Stored data
== == ==
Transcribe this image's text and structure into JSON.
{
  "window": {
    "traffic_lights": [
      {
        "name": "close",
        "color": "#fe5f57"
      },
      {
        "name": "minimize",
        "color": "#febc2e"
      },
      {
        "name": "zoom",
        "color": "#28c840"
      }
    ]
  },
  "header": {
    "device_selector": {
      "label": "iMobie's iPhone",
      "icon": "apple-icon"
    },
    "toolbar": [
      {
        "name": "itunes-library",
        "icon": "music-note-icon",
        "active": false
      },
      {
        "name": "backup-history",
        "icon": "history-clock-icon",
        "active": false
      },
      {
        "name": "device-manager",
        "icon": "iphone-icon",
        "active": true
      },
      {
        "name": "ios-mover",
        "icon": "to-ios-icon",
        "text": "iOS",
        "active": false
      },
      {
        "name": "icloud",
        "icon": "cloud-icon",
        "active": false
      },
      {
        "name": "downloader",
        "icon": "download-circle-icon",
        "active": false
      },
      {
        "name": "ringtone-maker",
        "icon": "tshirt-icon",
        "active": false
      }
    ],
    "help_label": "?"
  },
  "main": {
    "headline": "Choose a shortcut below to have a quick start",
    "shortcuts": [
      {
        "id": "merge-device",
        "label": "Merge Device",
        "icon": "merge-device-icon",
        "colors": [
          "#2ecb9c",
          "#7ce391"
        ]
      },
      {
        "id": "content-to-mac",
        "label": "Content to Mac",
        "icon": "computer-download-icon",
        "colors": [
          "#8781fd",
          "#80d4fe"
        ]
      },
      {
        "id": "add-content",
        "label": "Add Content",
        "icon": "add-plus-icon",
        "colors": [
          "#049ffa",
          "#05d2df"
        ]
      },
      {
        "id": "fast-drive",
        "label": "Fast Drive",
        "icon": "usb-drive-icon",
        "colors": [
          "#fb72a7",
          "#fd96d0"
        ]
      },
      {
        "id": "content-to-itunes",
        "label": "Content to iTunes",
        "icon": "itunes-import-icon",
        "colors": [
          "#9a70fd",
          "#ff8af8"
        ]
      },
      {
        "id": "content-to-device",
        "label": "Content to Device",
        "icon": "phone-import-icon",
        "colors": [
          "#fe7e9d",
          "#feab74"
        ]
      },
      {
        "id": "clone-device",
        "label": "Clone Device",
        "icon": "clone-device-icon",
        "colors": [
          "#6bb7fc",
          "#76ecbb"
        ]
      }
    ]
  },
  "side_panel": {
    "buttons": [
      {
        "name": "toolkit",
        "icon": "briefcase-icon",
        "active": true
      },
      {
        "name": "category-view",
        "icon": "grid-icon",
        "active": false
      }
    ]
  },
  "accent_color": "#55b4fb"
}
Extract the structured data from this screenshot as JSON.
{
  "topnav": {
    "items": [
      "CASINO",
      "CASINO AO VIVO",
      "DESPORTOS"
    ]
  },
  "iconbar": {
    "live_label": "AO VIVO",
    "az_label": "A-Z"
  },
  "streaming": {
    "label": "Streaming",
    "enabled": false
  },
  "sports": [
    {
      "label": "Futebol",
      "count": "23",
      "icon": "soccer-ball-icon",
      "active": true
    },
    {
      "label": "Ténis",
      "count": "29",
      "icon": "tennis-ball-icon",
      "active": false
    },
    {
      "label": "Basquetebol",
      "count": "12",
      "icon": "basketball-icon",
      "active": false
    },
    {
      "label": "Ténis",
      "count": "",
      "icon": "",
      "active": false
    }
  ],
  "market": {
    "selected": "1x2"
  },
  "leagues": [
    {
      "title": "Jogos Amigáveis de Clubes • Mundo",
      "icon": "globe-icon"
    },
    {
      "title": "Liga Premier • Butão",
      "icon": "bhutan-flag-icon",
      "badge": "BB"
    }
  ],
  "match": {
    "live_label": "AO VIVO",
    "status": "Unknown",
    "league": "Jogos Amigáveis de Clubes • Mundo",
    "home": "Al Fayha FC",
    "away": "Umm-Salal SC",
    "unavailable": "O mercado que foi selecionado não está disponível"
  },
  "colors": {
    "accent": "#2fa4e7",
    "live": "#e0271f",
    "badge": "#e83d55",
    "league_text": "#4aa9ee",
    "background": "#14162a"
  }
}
== == ==
• [SHORT PROBLEM] Your task is to repeat every line exactly.

• [ANSWER TO THE PROBLEM]
Transcribe this image's text and structure into JSON.
{
  "window": {
    "traffic_lights": [
      {
        "name": "close",
        "color": "#fe5f57"
      },
      {
        "name": "minimize",
        "color": "#febc2e"
      },
      {
        "name": "zoom",
        "color": "#28c840"
      }
    ]
  },
  "header": {
    "device_selector": {
      "label": "iMobie's iPhone",
      "icon": "apple-icon"
    },
    "toolbar": [
      {
        "name": "itunes-library",
        "icon": "music-note-icon",
        "active": false
      },
      {
        "name": "backup-history",
        "icon": "history-clock-icon",
        "active": false
      },
      {
        "name": "device-manager",
        "icon": "iphone-icon",
        "active": true
      },
      {
        "name": "ios-mover",
        "icon": "to-ios-icon",
        "text": "iOS",
        "active": false
      },
      {
        "name": "icloud",
        "icon": "cloud-icon",
        "active": false
      },
      {
        "name": "downloader",
        "icon": "download-circle-icon",
        "active": false
      },
      {
        "name": "ringtone-maker",
        "icon": "tshirt-icon",
        "active": false
      }
    ],
    "help_label": "?"
  },
  "main": {
    "headline": "Choose a shortcut below to have a quick start",
    "shortcuts": [
      {
        "id": "merge-device",
        "label": "Merge Device",
        "icon": "merge-device-icon",
        "colors": [
          "#2ecb9c",
          "#7ce391"
        ]
      },
      {
        "id": "content-to-mac",
        "label": "Content to Mac",
        "icon": "computer-download-icon",
        "colors": [
          "#8781fd",
          "#80d4fe"
        ]
      },
      {
        "id": "add-content",
        "label": "Add Content",
        "icon": "add-plus-icon",
        "colors": [
          "#049ffa",
          "#05d2df"
        ]
      },
      {
        "id": "fast-drive",
        "label": "Fast Drive",
        "icon": "usb-drive-icon",
        "colors": [
          "#fb72a7",
          "#fd96d0"
        ]
      },
      {
        "id": "content-to-itunes",
        "label": "Content to iTunes",
        "icon": "itunes-import-icon",
        "colors": [
          "#9a70fd",
          "#ff8af8"
        ]
      },
      {
        "id": "content-to-device",
        "label": "Content to Device",
        "icon": "phone-import-icon",
        "colors": [
          "#fe7e9d",
          "#feab74"
        ]
      },
      {
        "id": "clone-device",
        "label": "Clone Device",
        "icon": "clone-device-icon",
        "colors": [
          "#6bb7fc",
          "#76ecbb"
        ]
      }
    ]
  },
  "side_panel": {
    "buttons": [
      {
        "name": "toolkit",
        "icon": "briefcase-icon",
        "active": true
      },
      {
        "name": "category-view",
        "icon": "grid-icon",
        "active": false
      }
    ]
  },
  "accent_color": "#55b4fb"
}
Extract the structured data from this screenshot as JSON.
{
  "topnav": {
    "items": [
      "CASINO",
      "CASINO AO VIVO",
      "DESPORTOS"
    ]
  },
  "iconbar": {
    "live_label": "AO VIVO",
    "az_label": "A-Z"
  },
  "streaming": {
    "label": "Streaming",
    "enabled": false
  },
  "sports": [
    {
      "label": "Futebol",
      "count": "23",
      "icon": "soccer-ball-icon",
      "active": true
    },
    {
      "label": "Ténis",
      "count": "29",
      "icon": "tennis-ball-icon",
      "active": false
    },
    {
      "label": "Basquetebol",
      "count": "12",
      "icon": "basketball-icon",
      "active": false
    },
    {
      "label": "Ténis",
      "count": "",
      "icon": "",
      "active": false
    }
  ],
  "market": {
    "selected": "1x2"
  },
  "leagues": [
    {
      "title": "Jogos Amigáveis de Clubes • Mundo",
      "icon": "globe-icon"
    },
    {
      "title": "Liga Premier • Butão",
      "icon": "bhutan-flag-icon",
      "badge": "BB"
    }
  ],
  "match": {
    "live_label": "AO VIVO",
    "status": "Unknown",
    "league": "Jogos Amigáveis de Clubes • Mundo",
    "home": "Al Fayha FC",
    "away": "Umm-Salal SC",
    "unavailable": "O mercado que foi selecionado não está disponível"
  },
  "colors": {
    "accent": "#2fa4e7",
    "live": "#e0271f",
    "badge": "#e83d55",
    "league_text": "#4aa9ee",
    "background": "#14162a"
  }
}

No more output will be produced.